#### SUPPLIED DATA ####

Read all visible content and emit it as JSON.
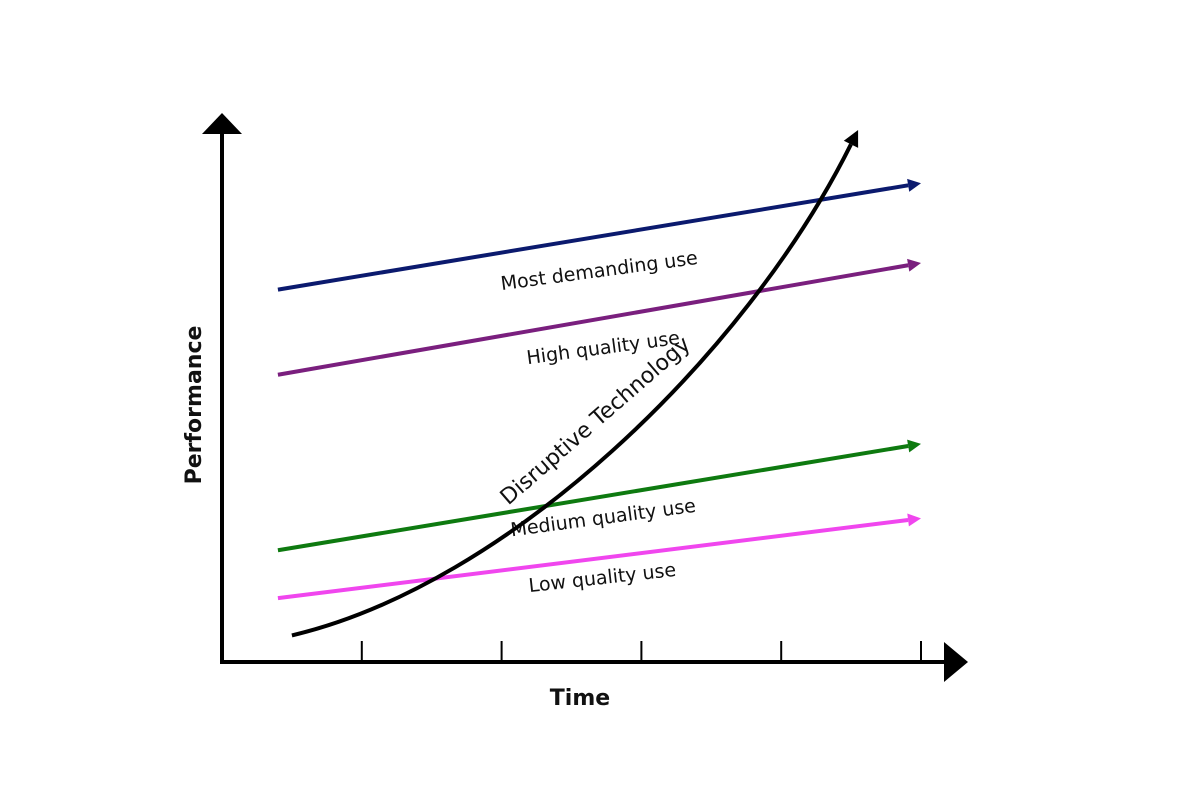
{
  "chart_data": {
    "type": "line",
    "xlabel": "Time",
    "ylabel": "Performance",
    "x_ticks": 5,
    "series": [
      {
        "name": "Most demanding use",
        "color": "#0b1a6e",
        "start": [
          0.08,
          0.7
        ],
        "end": [
          1.0,
          0.9
        ]
      },
      {
        "name": "High quality use",
        "color": "#7a1f7e",
        "start": [
          0.08,
          0.54
        ],
        "end": [
          1.0,
          0.75
        ]
      },
      {
        "name": "Medium quality use",
        "color": "#0e7a10",
        "start": [
          0.08,
          0.21
        ],
        "end": [
          1.0,
          0.41
        ]
      },
      {
        "name": "Low quality use",
        "color": "#f046ee",
        "start": [
          0.08,
          0.12
        ],
        "end": [
          1.0,
          0.27
        ]
      }
    ],
    "curve": {
      "name": "Disruptive Technology",
      "color": "#000000",
      "start": [
        0.1,
        0.05
      ],
      "end": [
        0.91,
        1.0
      ]
    }
  }
}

####

GIVEN INSTRUCTION:
Leave the images out and output the remaining material exactly as it stands.

FINAL ANSWER:
Read all visible content and emit it as JSON.
{
  "chart_data": {
    "type": "line",
    "xlabel": "Time",
    "ylabel": "Performance",
    "x_ticks": 5,
    "series": [
      {
        "name": "Most demanding use",
        "color": "#0b1a6e",
        "start": [
          0.08,
          0.7
        ],
        "end": [
          1.0,
          0.9
        ]
      },
      {
        "name": "High quality use",
        "color": "#7a1f7e",
        "start": [
          0.08,
          0.54
        ],
        "end": [
          1.0,
          0.75
        ]
      },
      {
        "name": "Medium quality use",
        "color": "#0e7a10",
        "start": [
          0.08,
          0.21
        ],
        "end": [
          1.0,
          0.41
        ]
      },
      {
        "name": "Low quality use",
        "color": "#f046ee",
        "start": [
          0.08,
          0.12
        ],
        "end": [
          1.0,
          0.27
        ]
      }
    ],
    "curve": {
      "name": "Disruptive Technology",
      "color": "#000000",
      "start": [
        0.1,
        0.05
      ],
      "end": [
        0.91,
        1.0
      ]
    }
  }
}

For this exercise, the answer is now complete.